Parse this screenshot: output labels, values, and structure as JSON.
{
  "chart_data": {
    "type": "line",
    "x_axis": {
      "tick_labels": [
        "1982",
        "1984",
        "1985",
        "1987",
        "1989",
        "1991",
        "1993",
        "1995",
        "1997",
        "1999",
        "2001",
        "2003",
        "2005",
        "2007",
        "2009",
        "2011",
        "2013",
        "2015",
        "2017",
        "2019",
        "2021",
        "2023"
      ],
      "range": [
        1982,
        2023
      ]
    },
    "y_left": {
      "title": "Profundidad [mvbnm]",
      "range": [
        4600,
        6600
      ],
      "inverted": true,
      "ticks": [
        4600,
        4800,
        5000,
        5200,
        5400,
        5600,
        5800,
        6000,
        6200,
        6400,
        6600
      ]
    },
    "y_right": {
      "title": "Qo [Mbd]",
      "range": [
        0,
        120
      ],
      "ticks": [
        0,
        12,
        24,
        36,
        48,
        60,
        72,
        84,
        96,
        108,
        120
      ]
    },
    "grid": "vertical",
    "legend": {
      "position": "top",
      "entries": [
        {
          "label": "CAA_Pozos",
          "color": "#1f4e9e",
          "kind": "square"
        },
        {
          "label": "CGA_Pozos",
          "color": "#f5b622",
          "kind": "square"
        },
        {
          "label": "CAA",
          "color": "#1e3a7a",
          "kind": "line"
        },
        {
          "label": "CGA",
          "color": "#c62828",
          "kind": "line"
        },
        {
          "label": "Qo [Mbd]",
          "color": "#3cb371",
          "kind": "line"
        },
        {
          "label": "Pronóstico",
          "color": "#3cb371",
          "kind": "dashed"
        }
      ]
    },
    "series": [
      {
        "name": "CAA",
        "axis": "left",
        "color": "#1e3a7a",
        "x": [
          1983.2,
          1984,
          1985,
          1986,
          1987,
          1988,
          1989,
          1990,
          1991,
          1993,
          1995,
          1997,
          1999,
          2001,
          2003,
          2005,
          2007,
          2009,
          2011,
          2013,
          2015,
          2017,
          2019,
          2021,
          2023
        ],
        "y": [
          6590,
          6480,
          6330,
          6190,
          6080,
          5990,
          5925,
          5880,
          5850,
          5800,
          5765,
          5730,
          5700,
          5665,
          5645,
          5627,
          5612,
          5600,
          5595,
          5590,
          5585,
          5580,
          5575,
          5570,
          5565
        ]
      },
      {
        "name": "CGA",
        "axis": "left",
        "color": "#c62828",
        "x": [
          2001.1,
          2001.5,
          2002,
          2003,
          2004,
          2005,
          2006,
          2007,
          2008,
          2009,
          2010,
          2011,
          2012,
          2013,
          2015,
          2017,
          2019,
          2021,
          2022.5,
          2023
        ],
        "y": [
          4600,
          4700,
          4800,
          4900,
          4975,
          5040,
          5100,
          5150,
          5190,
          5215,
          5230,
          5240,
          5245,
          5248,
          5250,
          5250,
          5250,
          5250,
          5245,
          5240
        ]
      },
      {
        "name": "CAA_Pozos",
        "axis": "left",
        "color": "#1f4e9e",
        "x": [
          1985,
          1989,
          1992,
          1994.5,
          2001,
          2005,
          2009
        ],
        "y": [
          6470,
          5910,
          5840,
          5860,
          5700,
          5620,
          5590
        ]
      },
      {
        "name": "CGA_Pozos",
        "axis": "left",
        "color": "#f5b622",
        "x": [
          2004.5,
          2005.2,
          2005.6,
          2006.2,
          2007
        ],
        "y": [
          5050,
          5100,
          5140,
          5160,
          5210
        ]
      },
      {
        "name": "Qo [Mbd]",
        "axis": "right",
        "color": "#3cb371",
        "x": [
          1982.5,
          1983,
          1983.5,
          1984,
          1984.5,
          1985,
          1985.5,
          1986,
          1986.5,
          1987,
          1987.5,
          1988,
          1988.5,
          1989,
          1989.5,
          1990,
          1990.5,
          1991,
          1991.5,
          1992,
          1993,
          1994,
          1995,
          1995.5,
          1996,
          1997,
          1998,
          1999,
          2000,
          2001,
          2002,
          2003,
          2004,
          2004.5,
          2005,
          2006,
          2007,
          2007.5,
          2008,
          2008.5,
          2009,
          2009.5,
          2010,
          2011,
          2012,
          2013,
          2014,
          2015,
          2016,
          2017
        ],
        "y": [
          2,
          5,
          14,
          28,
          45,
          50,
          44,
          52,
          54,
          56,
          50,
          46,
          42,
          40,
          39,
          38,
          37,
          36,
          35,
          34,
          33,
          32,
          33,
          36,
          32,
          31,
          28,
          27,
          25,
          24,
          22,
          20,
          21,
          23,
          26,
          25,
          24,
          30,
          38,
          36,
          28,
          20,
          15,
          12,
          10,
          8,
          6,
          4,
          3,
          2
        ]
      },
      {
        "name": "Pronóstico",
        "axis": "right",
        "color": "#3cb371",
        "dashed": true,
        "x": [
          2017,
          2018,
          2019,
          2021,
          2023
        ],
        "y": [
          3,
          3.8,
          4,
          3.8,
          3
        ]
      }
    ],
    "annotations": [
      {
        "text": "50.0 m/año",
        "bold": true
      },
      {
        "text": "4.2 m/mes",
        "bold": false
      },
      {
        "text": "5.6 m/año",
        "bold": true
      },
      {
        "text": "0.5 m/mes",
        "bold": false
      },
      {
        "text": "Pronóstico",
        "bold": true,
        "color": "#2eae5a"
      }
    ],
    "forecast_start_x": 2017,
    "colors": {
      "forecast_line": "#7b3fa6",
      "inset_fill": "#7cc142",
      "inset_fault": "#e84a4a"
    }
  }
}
######
__Work to be completed__.
Reproduce the material above exactly; please quote every line of it.

__Response to this exercise__.
Parse this screenshot: output labels, values, and structure as JSON.
{
  "chart_data": {
    "type": "line",
    "x_axis": {
      "tick_labels": [
        "1982",
        "1984",
        "1985",
        "1987",
        "1989",
        "1991",
        "1993",
        "1995",
        "1997",
        "1999",
        "2001",
        "2003",
        "2005",
        "2007",
        "2009",
        "2011",
        "2013",
        "2015",
        "2017",
        "2019",
        "2021",
        "2023"
      ],
      "range": [
        1982,
        2023
      ]
    },
    "y_left": {
      "title": "Profundidad [mvbnm]",
      "range": [
        4600,
        6600
      ],
      "inverted": true,
      "ticks": [
        4600,
        4800,
        5000,
        5200,
        5400,
        5600,
        5800,
        6000,
        6200,
        6400,
        6600
      ]
    },
    "y_right": {
      "title": "Qo [Mbd]",
      "range": [
        0,
        120
      ],
      "ticks": [
        0,
        12,
        24,
        36,
        48,
        60,
        72,
        84,
        96,
        108,
        120
      ]
    },
    "grid": "vertical",
    "legend": {
      "position": "top",
      "entries": [
        {
          "label": "CAA_Pozos",
          "color": "#1f4e9e",
          "kind": "square"
        },
        {
          "label": "CGA_Pozos",
          "color": "#f5b622",
          "kind": "square"
        },
        {
          "label": "CAA",
          "color": "#1e3a7a",
          "kind": "line"
        },
        {
          "label": "CGA",
          "color": "#c62828",
          "kind": "line"
        },
        {
          "label": "Qo [Mbd]",
          "color": "#3cb371",
          "kind": "line"
        },
        {
          "label": "Pronóstico",
          "color": "#3cb371",
          "kind": "dashed"
        }
      ]
    },
    "series": [
      {
        "name": "CAA",
        "axis": "left",
        "color": "#1e3a7a",
        "x": [
          1983.2,
          1984,
          1985,
          1986,
          1987,
          1988,
          1989,
          1990,
          1991,
          1993,
          1995,
          1997,
          1999,
          2001,
          2003,
          2005,
          2007,
          2009,
          2011,
          2013,
          2015,
          2017,
          2019,
          2021,
          2023
        ],
        "y": [
          6590,
          6480,
          6330,
          6190,
          6080,
          5990,
          5925,
          5880,
          5850,
          5800,
          5765,
          5730,
          5700,
          5665,
          5645,
          5627,
          5612,
          5600,
          5595,
          5590,
          5585,
          5580,
          5575,
          5570,
          5565
        ]
      },
      {
        "name": "CGA",
        "axis": "left",
        "color": "#c62828",
        "x": [
          2001.1,
          2001.5,
          2002,
          2003,
          2004,
          2005,
          2006,
          2007,
          2008,
          2009,
          2010,
          2011,
          2012,
          2013,
          2015,
          2017,
          2019,
          2021,
          2022.5,
          2023
        ],
        "y": [
          4600,
          4700,
          4800,
          4900,
          4975,
          5040,
          5100,
          5150,
          5190,
          5215,
          5230,
          5240,
          5245,
          5248,
          5250,
          5250,
          5250,
          5250,
          5245,
          5240
        ]
      },
      {
        "name": "CAA_Pozos",
        "axis": "left",
        "color": "#1f4e9e",
        "x": [
          1985,
          1989,
          1992,
          1994.5,
          2001,
          2005,
          2009
        ],
        "y": [
          6470,
          5910,
          5840,
          5860,
          5700,
          5620,
          5590
        ]
      },
      {
        "name": "CGA_Pozos",
        "axis": "left",
        "color": "#f5b622",
        "x": [
          2004.5,
          2005.2,
          2005.6,
          2006.2,
          2007
        ],
        "y": [
          5050,
          5100,
          5140,
          5160,
          5210
        ]
      },
      {
        "name": "Qo [Mbd]",
        "axis": "right",
        "color": "#3cb371",
        "x": [
          1982.5,
          1983,
          1983.5,
          1984,
          1984.5,
          1985,
          1985.5,
          1986,
          1986.5,
          1987,
          1987.5,
          1988,
          1988.5,
          1989,
          1989.5,
          1990,
          1990.5,
          1991,
          1991.5,
          1992,
          1993,
          1994,
          1995,
          1995.5,
          1996,
          1997,
          1998,
          1999,
          2000,
          2001,
          2002,
          2003,
          2004,
          2004.5,
          2005,
          2006,
          2007,
          2007.5,
          2008,
          2008.5,
          2009,
          2009.5,
          2010,
          2011,
          2012,
          2013,
          2014,
          2015,
          2016,
          2017
        ],
        "y": [
          2,
          5,
          14,
          28,
          45,
          50,
          44,
          52,
          54,
          56,
          50,
          46,
          42,
          40,
          39,
          38,
          37,
          36,
          35,
          34,
          33,
          32,
          33,
          36,
          32,
          31,
          28,
          27,
          25,
          24,
          22,
          20,
          21,
          23,
          26,
          25,
          24,
          30,
          38,
          36,
          28,
          20,
          15,
          12,
          10,
          8,
          6,
          4,
          3,
          2
        ]
      },
      {
        "name": "Pronóstico",
        "axis": "right",
        "color": "#3cb371",
        "dashed": true,
        "x": [
          2017,
          2018,
          2019,
          2021,
          2023
        ],
        "y": [
          3,
          3.8,
          4,
          3.8,
          3
        ]
      }
    ],
    "annotations": [
      {
        "text": "50.0 m/año",
        "bold": true
      },
      {
        "text": "4.2 m/mes",
        "bold": false
      },
      {
        "text": "5.6 m/año",
        "bold": true
      },
      {
        "text": "0.5 m/mes",
        "bold": false
      },
      {
        "text": "Pronóstico",
        "bold": true,
        "color": "#2eae5a"
      }
    ],
    "forecast_start_x": 2017,
    "colors": {
      "forecast_line": "#7b3fa6",
      "inset_fill": "#7cc142",
      "inset_fault": "#e84a4a"
    }
  }
}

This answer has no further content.